» **REQUEST**:
Print the items verbatim from their very first line through the line that contains "phone-screen: 3:39 1", stopping after that line.

# RECORDS FOR THIS TASK start

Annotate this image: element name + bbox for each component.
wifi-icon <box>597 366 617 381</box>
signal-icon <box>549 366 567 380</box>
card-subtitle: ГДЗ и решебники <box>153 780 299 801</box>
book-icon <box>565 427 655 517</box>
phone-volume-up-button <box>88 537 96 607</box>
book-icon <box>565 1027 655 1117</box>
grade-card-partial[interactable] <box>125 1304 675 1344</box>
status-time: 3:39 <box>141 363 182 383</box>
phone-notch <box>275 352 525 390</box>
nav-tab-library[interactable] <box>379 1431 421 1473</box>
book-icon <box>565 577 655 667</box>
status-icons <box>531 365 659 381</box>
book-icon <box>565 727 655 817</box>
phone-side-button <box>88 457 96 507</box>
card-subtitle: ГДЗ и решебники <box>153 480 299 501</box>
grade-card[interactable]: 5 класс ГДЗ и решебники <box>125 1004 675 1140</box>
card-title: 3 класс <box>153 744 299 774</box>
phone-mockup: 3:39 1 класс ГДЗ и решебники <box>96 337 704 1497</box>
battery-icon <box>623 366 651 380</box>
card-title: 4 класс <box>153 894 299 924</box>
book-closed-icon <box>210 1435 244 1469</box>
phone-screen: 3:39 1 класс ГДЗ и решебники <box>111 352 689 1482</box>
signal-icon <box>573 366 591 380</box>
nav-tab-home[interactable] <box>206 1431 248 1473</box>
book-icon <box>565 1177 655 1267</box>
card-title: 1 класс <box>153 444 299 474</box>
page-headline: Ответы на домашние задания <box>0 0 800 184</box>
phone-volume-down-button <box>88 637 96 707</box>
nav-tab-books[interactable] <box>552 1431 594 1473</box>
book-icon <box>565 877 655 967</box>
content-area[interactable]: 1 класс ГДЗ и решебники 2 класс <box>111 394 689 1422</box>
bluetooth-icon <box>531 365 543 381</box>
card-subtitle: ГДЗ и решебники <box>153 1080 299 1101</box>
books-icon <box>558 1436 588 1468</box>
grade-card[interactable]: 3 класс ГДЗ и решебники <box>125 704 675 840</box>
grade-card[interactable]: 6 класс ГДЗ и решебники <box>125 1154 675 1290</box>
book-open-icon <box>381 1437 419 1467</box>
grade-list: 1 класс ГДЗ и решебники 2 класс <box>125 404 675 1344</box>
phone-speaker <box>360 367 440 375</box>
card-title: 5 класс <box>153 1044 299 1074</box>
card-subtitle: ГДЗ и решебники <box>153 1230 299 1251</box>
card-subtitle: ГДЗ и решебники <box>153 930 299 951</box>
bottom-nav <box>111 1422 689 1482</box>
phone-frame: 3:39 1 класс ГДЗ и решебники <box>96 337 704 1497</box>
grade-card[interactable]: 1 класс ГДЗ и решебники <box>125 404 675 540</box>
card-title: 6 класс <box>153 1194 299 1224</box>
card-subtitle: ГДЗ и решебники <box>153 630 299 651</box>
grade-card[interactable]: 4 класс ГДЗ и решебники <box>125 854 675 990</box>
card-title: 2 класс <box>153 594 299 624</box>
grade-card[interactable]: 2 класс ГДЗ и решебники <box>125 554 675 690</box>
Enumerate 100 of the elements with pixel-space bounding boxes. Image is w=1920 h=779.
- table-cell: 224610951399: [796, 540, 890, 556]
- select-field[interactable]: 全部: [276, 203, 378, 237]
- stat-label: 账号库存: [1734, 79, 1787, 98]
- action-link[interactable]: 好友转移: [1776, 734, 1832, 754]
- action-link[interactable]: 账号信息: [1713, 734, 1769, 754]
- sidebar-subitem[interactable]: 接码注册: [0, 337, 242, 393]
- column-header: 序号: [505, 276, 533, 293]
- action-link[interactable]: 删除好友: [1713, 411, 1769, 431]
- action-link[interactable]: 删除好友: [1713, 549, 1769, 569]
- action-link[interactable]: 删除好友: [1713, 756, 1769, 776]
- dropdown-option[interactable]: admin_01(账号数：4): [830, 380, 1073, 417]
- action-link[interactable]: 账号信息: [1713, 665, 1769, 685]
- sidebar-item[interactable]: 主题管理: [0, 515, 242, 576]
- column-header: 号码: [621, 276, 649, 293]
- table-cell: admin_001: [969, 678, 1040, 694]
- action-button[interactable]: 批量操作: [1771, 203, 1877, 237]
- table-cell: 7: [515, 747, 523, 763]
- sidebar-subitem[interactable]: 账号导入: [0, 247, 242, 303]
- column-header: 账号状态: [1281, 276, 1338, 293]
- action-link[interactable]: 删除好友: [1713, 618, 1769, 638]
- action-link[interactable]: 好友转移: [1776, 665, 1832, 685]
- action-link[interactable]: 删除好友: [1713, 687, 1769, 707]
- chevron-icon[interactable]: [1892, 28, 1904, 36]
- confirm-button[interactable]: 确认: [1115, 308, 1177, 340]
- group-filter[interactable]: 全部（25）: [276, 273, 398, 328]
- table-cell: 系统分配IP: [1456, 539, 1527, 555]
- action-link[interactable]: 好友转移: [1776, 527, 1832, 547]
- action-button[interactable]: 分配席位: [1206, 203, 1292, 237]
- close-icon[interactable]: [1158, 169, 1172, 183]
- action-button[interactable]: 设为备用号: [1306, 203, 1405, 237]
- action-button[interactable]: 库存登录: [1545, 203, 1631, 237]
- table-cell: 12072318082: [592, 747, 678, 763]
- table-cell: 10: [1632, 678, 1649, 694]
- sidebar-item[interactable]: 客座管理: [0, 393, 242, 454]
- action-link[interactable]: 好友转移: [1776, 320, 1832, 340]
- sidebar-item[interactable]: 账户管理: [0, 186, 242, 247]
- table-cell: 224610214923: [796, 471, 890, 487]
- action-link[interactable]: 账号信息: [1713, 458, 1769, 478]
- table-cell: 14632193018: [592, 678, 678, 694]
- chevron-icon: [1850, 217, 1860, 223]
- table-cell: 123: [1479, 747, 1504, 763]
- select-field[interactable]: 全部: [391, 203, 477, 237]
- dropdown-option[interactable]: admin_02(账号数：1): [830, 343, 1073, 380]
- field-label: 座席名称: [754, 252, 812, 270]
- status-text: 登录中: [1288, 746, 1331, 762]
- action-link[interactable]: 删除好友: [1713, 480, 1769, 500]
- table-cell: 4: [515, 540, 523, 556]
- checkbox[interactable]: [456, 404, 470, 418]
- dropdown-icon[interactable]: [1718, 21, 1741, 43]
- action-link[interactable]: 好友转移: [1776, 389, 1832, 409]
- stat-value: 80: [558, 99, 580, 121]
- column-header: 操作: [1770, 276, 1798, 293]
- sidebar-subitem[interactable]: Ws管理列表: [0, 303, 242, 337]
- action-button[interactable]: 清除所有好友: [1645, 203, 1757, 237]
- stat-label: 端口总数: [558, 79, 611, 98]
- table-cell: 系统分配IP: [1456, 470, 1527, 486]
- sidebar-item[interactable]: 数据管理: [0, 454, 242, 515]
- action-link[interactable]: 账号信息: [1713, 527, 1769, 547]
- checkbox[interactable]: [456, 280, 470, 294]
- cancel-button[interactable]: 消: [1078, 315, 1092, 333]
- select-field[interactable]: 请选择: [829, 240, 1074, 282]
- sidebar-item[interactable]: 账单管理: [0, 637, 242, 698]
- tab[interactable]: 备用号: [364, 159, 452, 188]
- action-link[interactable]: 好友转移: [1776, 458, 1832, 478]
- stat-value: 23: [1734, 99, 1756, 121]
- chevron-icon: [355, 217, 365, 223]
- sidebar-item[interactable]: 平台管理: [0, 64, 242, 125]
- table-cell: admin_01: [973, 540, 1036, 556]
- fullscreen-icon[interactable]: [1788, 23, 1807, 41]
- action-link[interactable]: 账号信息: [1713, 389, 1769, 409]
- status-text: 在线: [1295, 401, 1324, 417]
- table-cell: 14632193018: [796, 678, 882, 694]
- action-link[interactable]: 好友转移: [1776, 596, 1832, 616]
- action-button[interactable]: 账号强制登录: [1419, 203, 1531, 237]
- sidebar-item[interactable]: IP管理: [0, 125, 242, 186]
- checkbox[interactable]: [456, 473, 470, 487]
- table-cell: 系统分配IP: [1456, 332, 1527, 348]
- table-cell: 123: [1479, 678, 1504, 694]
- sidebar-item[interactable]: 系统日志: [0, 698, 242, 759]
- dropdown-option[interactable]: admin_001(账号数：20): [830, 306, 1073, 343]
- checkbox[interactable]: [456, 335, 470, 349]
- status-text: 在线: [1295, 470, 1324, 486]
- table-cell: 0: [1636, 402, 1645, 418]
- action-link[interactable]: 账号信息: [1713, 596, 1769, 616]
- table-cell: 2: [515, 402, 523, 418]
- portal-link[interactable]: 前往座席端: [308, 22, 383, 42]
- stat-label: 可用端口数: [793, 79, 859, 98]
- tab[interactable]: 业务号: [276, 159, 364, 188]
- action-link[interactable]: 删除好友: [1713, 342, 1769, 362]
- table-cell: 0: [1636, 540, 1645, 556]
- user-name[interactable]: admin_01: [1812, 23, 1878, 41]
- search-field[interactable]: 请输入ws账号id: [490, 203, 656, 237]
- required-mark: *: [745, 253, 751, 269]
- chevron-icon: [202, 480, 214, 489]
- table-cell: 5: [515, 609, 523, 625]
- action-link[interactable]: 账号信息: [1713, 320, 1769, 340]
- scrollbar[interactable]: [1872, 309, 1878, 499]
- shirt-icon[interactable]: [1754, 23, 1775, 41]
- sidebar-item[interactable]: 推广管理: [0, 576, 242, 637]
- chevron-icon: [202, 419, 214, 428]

# RECORDS FOR THIS TASK end

» **ANSWER**:
Annotate this image: element name + bbox for each component.
wifi-icon <box>597 366 617 381</box>
signal-icon <box>549 366 567 380</box>
card-subtitle: ГДЗ и решебники <box>153 780 299 801</box>
book-icon <box>565 427 655 517</box>
phone-volume-up-button <box>88 537 96 607</box>
book-icon <box>565 1027 655 1117</box>
grade-card-partial[interactable] <box>125 1304 675 1344</box>
status-time: 3:39 <box>141 363 182 383</box>
phone-notch <box>275 352 525 390</box>
nav-tab-library[interactable] <box>379 1431 421 1473</box>
book-icon <box>565 577 655 667</box>
status-icons <box>531 365 659 381</box>
book-icon <box>565 727 655 817</box>
phone-side-button <box>88 457 96 507</box>
card-subtitle: ГДЗ и решебники <box>153 480 299 501</box>
grade-card[interactable]: 5 класс ГДЗ и решебники <box>125 1004 675 1140</box>
card-title: 3 класс <box>153 744 299 774</box>
phone-mockup: 3:39 1 класс ГДЗ и решебники <box>96 337 704 1497</box>
battery-icon <box>623 366 651 380</box>
card-title: 4 класс <box>153 894 299 924</box>
book-closed-icon <box>210 1435 244 1469</box>
phone-screen: 3:39 1 класс ГДЗ и решебники <box>111 352 689 1482</box>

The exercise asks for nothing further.